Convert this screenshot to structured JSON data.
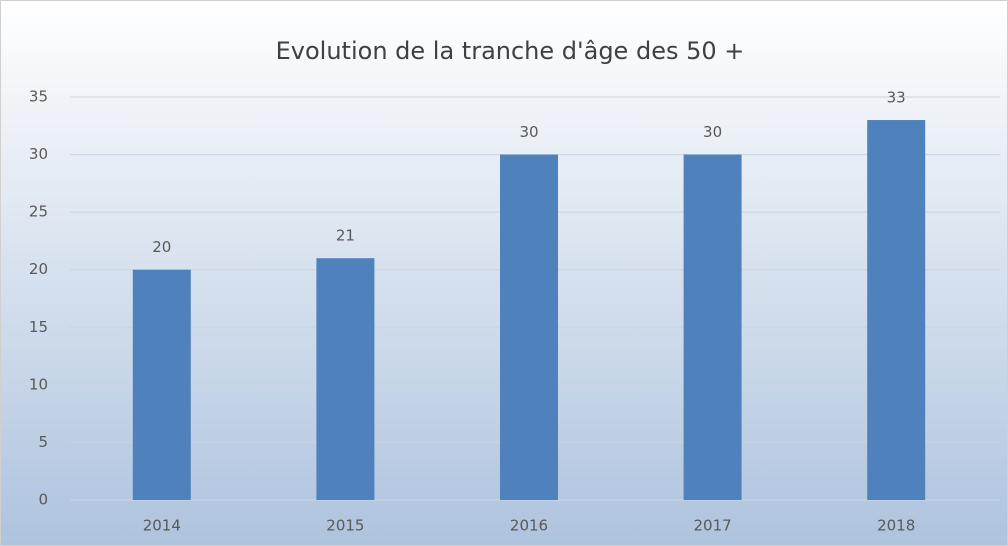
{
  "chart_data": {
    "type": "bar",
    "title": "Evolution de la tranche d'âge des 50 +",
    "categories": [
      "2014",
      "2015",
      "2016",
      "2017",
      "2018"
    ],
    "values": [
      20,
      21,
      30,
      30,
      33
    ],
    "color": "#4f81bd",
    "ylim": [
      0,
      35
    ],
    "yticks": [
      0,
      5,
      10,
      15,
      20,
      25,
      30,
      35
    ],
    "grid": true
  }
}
· · · ·
### DIRECTIONS
All of the records need repeating exactly, except for the pictures.

### FINISHED EXERCISE
Convert this screenshot to structured JSON data.
{
  "chart_data": {
    "type": "bar",
    "title": "Evolution de la tranche d'âge des 50 +",
    "categories": [
      "2014",
      "2015",
      "2016",
      "2017",
      "2018"
    ],
    "values": [
      20,
      21,
      30,
      30,
      33
    ],
    "color": "#4f81bd",
    "ylim": [
      0,
      35
    ],
    "yticks": [
      0,
      5,
      10,
      15,
      20,
      25,
      30,
      35
    ],
    "grid": true
  }
}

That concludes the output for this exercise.